**Verilen Metin**

· · · ·

Trump için yürünecek yollar döşeniyor
31 aralık 2016 - yeni Şafak
Barack Obama giderayak sert yapmaya başladı. Washington’daki Rus Büyükelçiliği ve San Francisco’daki konsoloslukta görev yapan 35 Rus diplomattan aileleriyle birlikte ülkeyi terk etmeleri isteniyor. “Rusya’nın siber saldırılarla ABD Başkanlık seçimlerine müdahalesi”nin bu yaptırımların nedeni olduğu ileri sürülüyor. Amerikan basınındaki haberlere göre FBI ve CIA, ABD Başkanlık seçimlerinde Donald Trump'ın kazanması için Rusya’nın yardım ettiği sonucuna varmış.
Obama bu sert yaptırımlar için “Rus Hükümetinin Amerika’nın çıkarlarına uluslararası normlara aykırı biçimde zarar verme çabalarına karşılık olarak hem gizli hem de açık bir şekilde yaptığı uyarılardan sonra atılan, uygun bir adım” diyor. Bu henüz başlangıçmış. Rus Dışişleri Bakanlığı’ndan, “Dürüst olmak gerekirse Rus bilgisayar korsanları yalanlarından yorulduk, Obama başarısızlığı için özür arıyor” diye açıklamalarda bulunurken Obama diyor ki:
“Zamanını ve yerine bizim karar vereceğimiz bir takım yaptırımlar uygulanmaya devam edecek ve bunlar kamuoyuyla paylaşılmayacak”

· · · ·

**Toplanan Malzeme**
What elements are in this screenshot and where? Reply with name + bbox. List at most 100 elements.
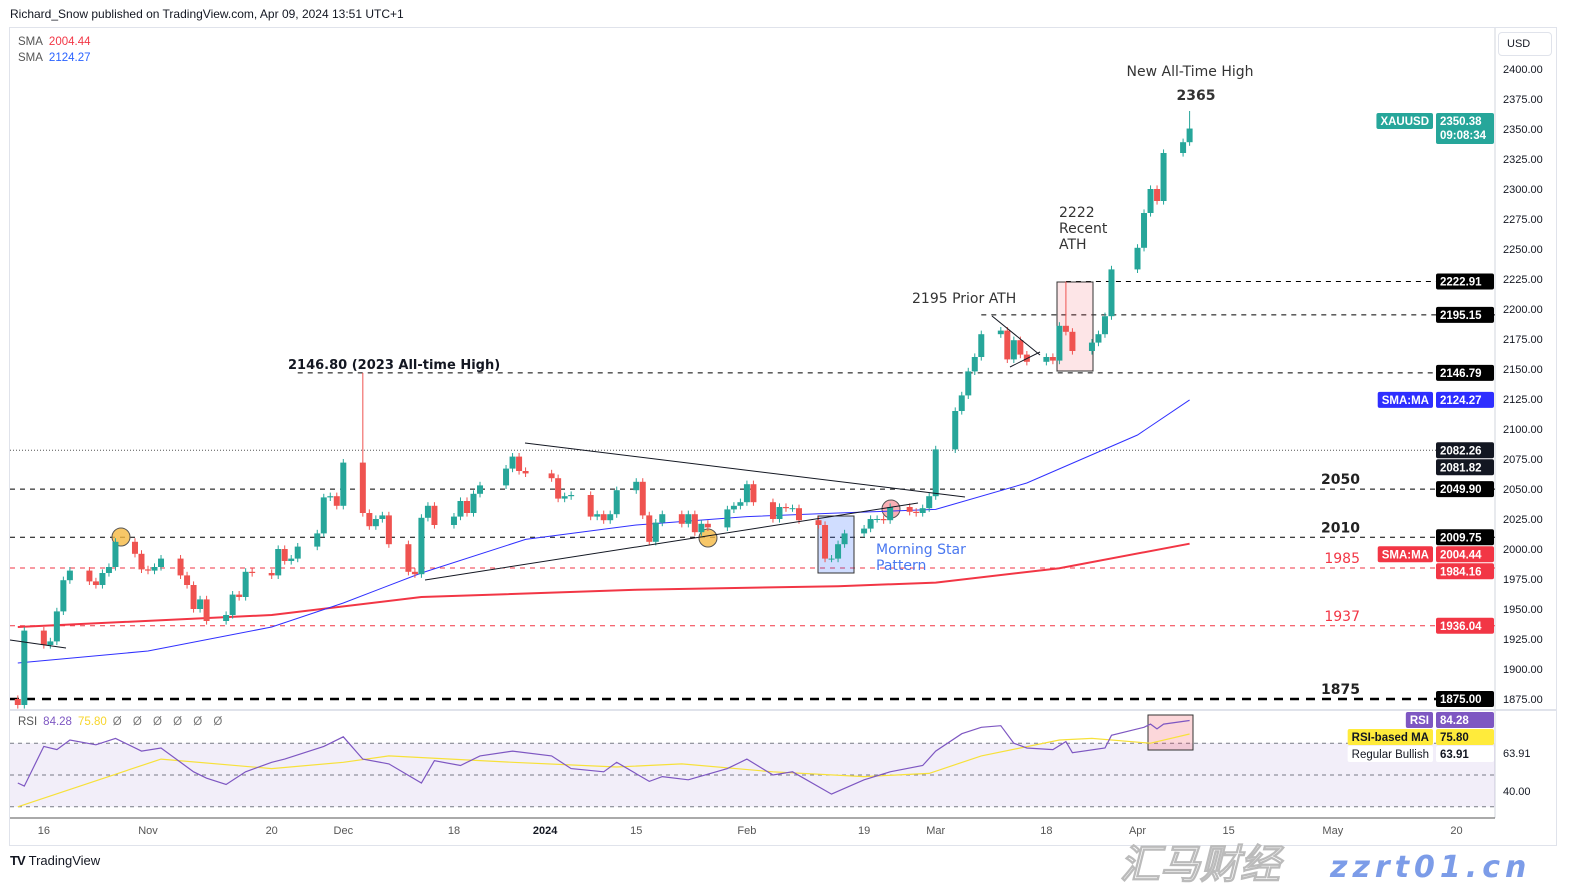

· · · ·

**Görev Yönergesi**
Rus diplomatlara yönelik yaptırımlarla ilgili metinde “Trump için yürünecek” sözlerinden “ettiği sonucuna varmış.” sözlerine kadar uzanan kısmın tamamını değiştirmeden kopyala.

**Yanıt**
Trump için yürünecek yollar döşeniyor
31 aralık 2016 - yeni Şafak
Barack Obama giderayak sert yapmaya başladı. Washington’daki Rus Büyükelçiliği ve San Francisco’daki konsoloslukta görev yapan 35 Rus diplomattan aileleriyle birlikte ülkeyi terk etmeleri isteniyor. “Rusya’nın siber saldırılarla ABD Başkanlık seçimlerine müdahalesi”nin bu yaptırımların nedeni olduğu ileri sürülüyor. Amerikan basınındaki haberlere göre FBI ve CIA, ABD Başkanlık seçimlerinde Donald Trump'ın kazanması için Rusya’nın yardım ettiği sonucuna varmış.